> **Stated task**: From the entries below, gather each line containing the word "panel".

[Stored data]
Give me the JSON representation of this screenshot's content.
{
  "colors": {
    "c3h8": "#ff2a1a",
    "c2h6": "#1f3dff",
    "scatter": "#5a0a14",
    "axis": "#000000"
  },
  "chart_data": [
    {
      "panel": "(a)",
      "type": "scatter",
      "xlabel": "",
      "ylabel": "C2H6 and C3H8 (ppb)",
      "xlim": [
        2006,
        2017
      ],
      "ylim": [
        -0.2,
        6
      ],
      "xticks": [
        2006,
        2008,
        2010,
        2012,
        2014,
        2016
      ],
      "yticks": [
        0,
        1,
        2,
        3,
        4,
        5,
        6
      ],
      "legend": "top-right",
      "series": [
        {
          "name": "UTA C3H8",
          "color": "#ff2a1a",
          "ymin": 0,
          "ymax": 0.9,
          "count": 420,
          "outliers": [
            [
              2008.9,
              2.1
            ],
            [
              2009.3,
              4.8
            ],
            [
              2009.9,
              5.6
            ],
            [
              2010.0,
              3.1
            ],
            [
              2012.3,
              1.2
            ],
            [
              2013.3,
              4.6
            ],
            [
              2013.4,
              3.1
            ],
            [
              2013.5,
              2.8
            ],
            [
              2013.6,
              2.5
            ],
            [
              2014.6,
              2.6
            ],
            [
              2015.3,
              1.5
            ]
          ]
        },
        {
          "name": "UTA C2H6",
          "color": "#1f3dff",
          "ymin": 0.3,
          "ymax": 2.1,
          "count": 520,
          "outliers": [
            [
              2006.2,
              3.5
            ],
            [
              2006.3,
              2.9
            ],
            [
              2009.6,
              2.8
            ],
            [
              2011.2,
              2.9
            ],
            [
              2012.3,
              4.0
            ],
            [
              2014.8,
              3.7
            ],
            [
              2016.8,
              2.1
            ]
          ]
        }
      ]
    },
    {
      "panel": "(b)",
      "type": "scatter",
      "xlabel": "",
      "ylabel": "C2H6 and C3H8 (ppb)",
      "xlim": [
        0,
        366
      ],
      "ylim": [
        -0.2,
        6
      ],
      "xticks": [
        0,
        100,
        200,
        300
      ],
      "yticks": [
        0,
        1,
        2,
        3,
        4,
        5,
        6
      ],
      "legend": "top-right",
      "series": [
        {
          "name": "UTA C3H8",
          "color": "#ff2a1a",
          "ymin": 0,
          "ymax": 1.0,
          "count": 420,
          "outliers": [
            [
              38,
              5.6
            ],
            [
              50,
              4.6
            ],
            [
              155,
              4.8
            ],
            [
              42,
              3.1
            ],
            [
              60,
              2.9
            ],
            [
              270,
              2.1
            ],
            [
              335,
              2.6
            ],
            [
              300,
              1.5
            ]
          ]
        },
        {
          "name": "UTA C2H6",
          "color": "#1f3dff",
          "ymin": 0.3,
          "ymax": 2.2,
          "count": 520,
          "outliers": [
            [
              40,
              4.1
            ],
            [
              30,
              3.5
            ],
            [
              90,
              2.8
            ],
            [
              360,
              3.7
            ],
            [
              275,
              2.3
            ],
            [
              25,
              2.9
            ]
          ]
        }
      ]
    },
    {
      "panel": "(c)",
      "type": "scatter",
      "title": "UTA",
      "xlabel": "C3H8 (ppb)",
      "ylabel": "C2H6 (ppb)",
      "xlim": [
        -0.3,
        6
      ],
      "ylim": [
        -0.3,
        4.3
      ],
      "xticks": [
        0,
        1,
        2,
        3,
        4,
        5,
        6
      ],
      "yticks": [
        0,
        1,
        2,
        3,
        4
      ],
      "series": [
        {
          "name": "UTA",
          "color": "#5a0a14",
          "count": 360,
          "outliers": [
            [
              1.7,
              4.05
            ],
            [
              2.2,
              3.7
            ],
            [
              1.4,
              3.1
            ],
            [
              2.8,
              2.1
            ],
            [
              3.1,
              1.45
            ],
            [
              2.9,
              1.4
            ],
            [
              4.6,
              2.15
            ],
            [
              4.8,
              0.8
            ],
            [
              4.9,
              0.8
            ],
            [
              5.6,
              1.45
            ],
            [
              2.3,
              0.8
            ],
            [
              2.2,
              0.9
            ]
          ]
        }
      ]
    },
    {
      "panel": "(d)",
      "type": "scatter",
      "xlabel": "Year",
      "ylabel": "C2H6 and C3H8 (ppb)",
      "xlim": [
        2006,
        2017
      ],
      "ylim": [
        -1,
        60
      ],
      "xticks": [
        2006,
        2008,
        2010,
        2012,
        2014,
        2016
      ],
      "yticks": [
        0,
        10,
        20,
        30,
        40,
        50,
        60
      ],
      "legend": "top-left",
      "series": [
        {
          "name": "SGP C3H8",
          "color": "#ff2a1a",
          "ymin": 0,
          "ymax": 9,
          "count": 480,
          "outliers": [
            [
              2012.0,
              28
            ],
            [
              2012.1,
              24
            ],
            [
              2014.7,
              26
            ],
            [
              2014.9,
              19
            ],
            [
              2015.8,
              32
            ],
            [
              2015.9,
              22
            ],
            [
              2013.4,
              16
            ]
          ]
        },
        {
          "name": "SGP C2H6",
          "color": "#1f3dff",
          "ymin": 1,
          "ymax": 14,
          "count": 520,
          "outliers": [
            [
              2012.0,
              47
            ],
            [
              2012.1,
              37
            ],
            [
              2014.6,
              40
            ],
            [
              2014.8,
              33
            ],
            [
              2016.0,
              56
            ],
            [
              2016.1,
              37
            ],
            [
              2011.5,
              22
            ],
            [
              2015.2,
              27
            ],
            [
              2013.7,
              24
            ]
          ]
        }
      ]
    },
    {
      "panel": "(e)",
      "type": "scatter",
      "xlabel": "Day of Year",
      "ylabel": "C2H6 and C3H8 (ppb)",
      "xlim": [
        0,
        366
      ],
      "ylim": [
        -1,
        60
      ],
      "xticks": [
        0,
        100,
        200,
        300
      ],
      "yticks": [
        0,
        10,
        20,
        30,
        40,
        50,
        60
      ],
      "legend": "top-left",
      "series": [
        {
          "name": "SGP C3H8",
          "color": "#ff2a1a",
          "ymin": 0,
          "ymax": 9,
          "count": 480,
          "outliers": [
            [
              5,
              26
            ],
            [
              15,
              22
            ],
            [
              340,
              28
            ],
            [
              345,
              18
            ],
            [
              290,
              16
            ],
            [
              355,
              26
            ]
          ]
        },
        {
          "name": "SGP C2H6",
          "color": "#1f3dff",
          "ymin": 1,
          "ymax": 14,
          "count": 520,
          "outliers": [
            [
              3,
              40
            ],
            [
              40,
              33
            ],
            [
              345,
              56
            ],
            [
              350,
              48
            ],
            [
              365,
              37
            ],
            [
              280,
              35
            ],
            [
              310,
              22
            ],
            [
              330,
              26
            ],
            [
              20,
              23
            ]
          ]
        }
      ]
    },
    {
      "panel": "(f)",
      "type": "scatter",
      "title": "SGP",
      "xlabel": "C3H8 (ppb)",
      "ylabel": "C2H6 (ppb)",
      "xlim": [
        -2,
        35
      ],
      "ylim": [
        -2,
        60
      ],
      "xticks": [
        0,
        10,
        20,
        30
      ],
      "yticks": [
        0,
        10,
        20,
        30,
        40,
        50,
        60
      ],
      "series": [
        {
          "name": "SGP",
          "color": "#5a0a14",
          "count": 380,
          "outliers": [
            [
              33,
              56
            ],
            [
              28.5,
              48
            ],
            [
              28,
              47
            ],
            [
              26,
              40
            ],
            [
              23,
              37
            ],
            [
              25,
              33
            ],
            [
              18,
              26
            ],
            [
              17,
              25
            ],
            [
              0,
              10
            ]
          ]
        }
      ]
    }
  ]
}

> **Reply to the task**:
      "panel": "(a)",
      "panel": "(b)",
      "panel": "(c)",
      "panel": "(d)",
      "panel": "(e)",
      "panel": "(f)",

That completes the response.